## What is expected
Repeat every line below exactly as it reads.

═══ Data shown ═══

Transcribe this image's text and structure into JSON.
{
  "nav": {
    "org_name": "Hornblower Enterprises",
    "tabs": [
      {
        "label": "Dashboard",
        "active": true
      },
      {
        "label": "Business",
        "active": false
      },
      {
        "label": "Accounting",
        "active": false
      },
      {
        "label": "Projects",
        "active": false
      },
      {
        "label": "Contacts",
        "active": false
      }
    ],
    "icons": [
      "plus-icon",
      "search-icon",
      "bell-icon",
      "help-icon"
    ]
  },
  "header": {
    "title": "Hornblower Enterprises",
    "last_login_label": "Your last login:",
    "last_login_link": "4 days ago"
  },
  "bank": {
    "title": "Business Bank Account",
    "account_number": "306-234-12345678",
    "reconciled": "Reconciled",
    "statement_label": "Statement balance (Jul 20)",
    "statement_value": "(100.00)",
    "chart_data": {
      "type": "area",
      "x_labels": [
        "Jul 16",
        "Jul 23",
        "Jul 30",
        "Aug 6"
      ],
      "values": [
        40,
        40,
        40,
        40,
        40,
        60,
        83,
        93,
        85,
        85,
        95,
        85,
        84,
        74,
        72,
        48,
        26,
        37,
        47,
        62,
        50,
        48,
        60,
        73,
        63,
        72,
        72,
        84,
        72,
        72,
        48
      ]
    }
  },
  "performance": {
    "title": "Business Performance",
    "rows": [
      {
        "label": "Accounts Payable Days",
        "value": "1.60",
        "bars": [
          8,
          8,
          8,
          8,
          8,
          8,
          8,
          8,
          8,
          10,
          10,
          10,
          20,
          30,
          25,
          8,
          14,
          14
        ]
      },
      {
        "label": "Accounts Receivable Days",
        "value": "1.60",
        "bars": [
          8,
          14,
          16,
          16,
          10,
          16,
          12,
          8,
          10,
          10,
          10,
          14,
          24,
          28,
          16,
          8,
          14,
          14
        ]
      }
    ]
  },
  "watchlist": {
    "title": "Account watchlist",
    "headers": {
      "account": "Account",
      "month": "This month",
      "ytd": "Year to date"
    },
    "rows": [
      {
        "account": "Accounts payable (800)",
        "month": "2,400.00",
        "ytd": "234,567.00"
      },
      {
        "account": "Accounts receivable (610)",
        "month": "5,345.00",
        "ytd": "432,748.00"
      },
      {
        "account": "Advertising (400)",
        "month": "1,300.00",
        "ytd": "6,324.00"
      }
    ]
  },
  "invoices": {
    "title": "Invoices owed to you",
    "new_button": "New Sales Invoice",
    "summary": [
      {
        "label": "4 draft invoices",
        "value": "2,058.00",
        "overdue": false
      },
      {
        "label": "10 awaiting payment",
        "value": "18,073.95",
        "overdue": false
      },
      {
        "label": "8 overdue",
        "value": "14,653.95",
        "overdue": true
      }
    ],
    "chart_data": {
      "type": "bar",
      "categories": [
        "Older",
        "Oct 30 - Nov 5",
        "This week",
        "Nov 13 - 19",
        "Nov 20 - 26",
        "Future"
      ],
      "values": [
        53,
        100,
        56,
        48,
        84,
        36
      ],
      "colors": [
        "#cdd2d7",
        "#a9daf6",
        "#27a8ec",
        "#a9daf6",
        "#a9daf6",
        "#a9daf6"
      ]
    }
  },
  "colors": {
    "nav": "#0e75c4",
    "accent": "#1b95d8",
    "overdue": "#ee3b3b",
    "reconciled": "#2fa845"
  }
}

═══

## Solution to the exercise
Transcribe this image's text and structure into JSON.
{
  "nav": {
    "org_name": "Hornblower Enterprises",
    "tabs": [
      {
        "label": "Dashboard",
        "active": true
      },
      {
        "label": "Business",
        "active": false
      },
      {
        "label": "Accounting",
        "active": false
      },
      {
        "label": "Projects",
        "active": false
      },
      {
        "label": "Contacts",
        "active": false
      }
    ],
    "icons": [
      "plus-icon",
      "search-icon",
      "bell-icon",
      "help-icon"
    ]
  },
  "header": {
    "title": "Hornblower Enterprises",
    "last_login_label": "Your last login:",
    "last_login_link": "4 days ago"
  },
  "bank": {
    "title": "Business Bank Account",
    "account_number": "306-234-12345678",
    "reconciled": "Reconciled",
    "statement_label": "Statement balance (Jul 20)",
    "statement_value": "(100.00)",
    "chart_data": {
      "type": "area",
      "x_labels": [
        "Jul 16",
        "Jul 23",
        "Jul 30",
        "Aug 6"
      ],
      "values": [
        40,
        40,
        40,
        40,
        40,
        60,
        83,
        93,
        85,
        85,
        95,
        85,
        84,
        74,
        72,
        48,
        26,
        37,
        47,
        62,
        50,
        48,
        60,
        73,
        63,
        72,
        72,
        84,
        72,
        72,
        48
      ]
    }
  },
  "performance": {
    "title": "Business Performance",
    "rows": [
      {
        "label": "Accounts Payable Days",
        "value": "1.60",
        "bars": [
          8,
          8,
          8,
          8,
          8,
          8,
          8,
          8,
          8,
          10,
          10,
          10,
          20,
          30,
          25,
          8,
          14,
          14
        ]
      },
      {
        "label": "Accounts Receivable Days",
        "value": "1.60",
        "bars": [
          8,
          14,
          16,
          16,
          10,
          16,
          12,
          8,
          10,
          10,
          10,
          14,
          24,
          28,
          16,
          8,
          14,
          14
        ]
      }
    ]
  },
  "watchlist": {
    "title": "Account watchlist",
    "headers": {
      "account": "Account",
      "month": "This month",
      "ytd": "Year to date"
    },
    "rows": [
      {
        "account": "Accounts payable (800)",
        "month": "2,400.00",
        "ytd": "234,567.00"
      },
      {
        "account": "Accounts receivable (610)",
        "month": "5,345.00",
        "ytd": "432,748.00"
      },
      {
        "account": "Advertising (400)",
        "month": "1,300.00",
        "ytd": "6,324.00"
      }
    ]
  },
  "invoices": {
    "title": "Invoices owed to you",
    "new_button": "New Sales Invoice",
    "summary": [
      {
        "label": "4 draft invoices",
        "value": "2,058.00",
        "overdue": false
      },
      {
        "label": "10 awaiting payment",
        "value": "18,073.95",
        "overdue": false
      },
      {
        "label": "8 overdue",
        "value": "14,653.95",
        "overdue": true
      }
    ],
    "chart_data": {
      "type": "bar",
      "categories": [
        "Older",
        "Oct 30 - Nov 5",
        "This week",
        "Nov 13 - 19",
        "Nov 20 - 26",
        "Future"
      ],
      "values": [
        53,
        100,
        56,
        48,
        84,
        36
      ],
      "colors": [
        "#cdd2d7",
        "#a9daf6",
        "#27a8ec",
        "#a9daf6",
        "#a9daf6",
        "#a9daf6"
      ]
    }
  },
  "colors": {
    "nav": "#0e75c4",
    "accent": "#1b95d8",
    "overdue": "#ee3b3b",
    "reconciled": "#2fa845"
  }
}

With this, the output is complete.